### Extract
I have no interest in making replicas... the fine line between "replica" and "fake" is too gray for me... don't even want to go there. But I would like to be able to copy some basic design motifs from existing coins... like the excellent galleon off the back of a British pre-decimal 1/2p, or the eagle on the back of a Washington Quarter... then use them in a different context. I'm far more interested in fantasies and original works.

Before you go to the (very extensive) trouble of building a press, I suggest you compare what you'd spend with what it would cost to obtain an old used one. They're not as expensive as you might think if you shop around... and somebody has already gone through the engineering and made all the mistakes so you don't have to. I see you're in KC... that's just five hours away. I'm in the extreme NW corner of Arkansas just down Hwy 71 from you. If I'm around you'd be welcome to stop and visit. I have a Zeh & Hahnemann model 5, 30 ton screw-type percussion press that is currently not being used here. The motor is 2hp three-phase, the leather clutch belt is in good shape. I have other smaller or larger presses that perform all the same functions so it is currently superfluous for me. I got it because I thought I was going into high level production on buttons... but that plan never came off so I never actually bolted it down and got it running, but it's been well cared for and everything is there. It's just sitting in a corner right now. This size press would be ideal for striking pieces in the dime/penny/nickel size range. Weighs about 2500 pounds and would need to be bolted down to a solid slab floor. Shipping on these heavy things can be a real pain, but you're close enough to haul it in a day on a trailer. I don't have any photos of it, but this Z&H #5 is basically the slightly smaller sibling of the Z&H #7 that I show on my website... the gray one next to the blue manual one.... http://www.shirepost.com/ShopTour.html
This is a late 18th century design originally run from a steam-driven line shaft and converted to electric drive. The overhead shaft is run by the electric motor. There are two clutch plates mounted on the shaft. The operator moves a lever which shifts the clutch shaft longitudinally, engaging one plate to the screw flywheel through a leather belt and driving it down. When the lever is released the other clutch plate engages, raising the flywheel back up to start position. It's quite ingenious and far more sophisticated that something anybody could conceivably make on their own.

(Visual layout records)

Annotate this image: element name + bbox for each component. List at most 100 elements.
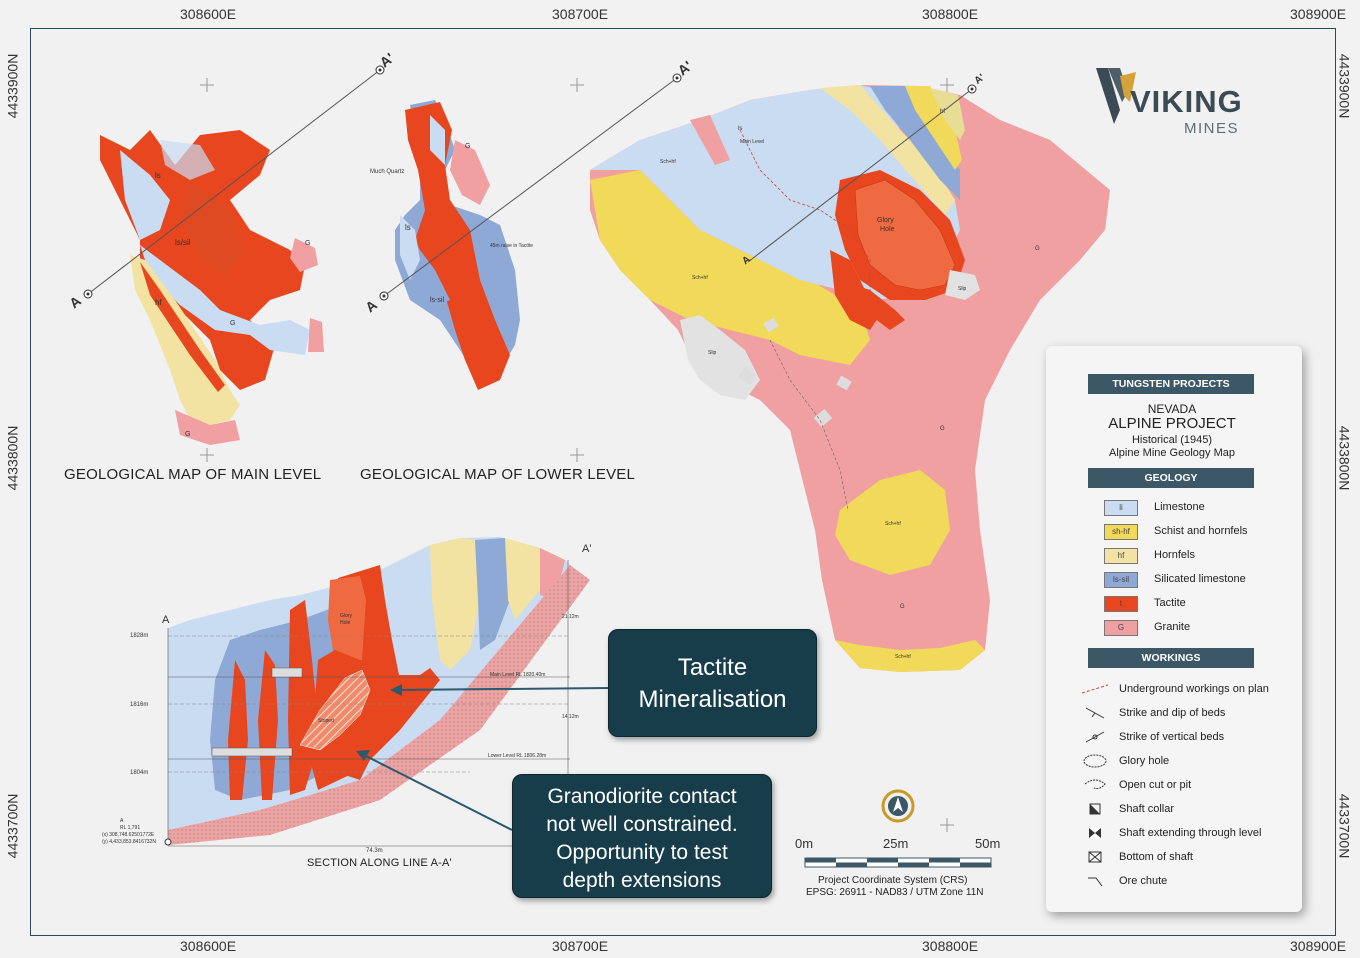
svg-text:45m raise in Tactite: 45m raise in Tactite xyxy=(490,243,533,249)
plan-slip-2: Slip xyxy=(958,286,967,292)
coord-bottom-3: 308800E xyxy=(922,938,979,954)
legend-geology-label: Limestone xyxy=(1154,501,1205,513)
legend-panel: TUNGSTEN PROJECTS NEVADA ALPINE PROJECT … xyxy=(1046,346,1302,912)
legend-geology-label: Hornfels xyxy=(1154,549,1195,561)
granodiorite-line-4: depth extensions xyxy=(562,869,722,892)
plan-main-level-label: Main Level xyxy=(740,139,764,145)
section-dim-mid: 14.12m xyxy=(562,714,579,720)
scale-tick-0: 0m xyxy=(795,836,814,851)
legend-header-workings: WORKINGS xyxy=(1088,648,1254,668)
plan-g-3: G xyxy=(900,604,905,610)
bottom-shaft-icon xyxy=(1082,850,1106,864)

### Description of the task
Please repeat the stretch of the coin-press text from "I have no interest" through "and original works.", switching "galleon" to "sailing ship".

### The result
I have no interest in making replicas... the fine line between "replica" and "fake" is too gray for me... don't even want to go there. But I would like to be able to copy some basic design motifs from existing coins... like the excellent sailing ship off the back of a British pre-decimal 1/2p, or the eagle on the back of a Washington Quarter... then use them in a different context. I'm far more interested in fantasies and original works.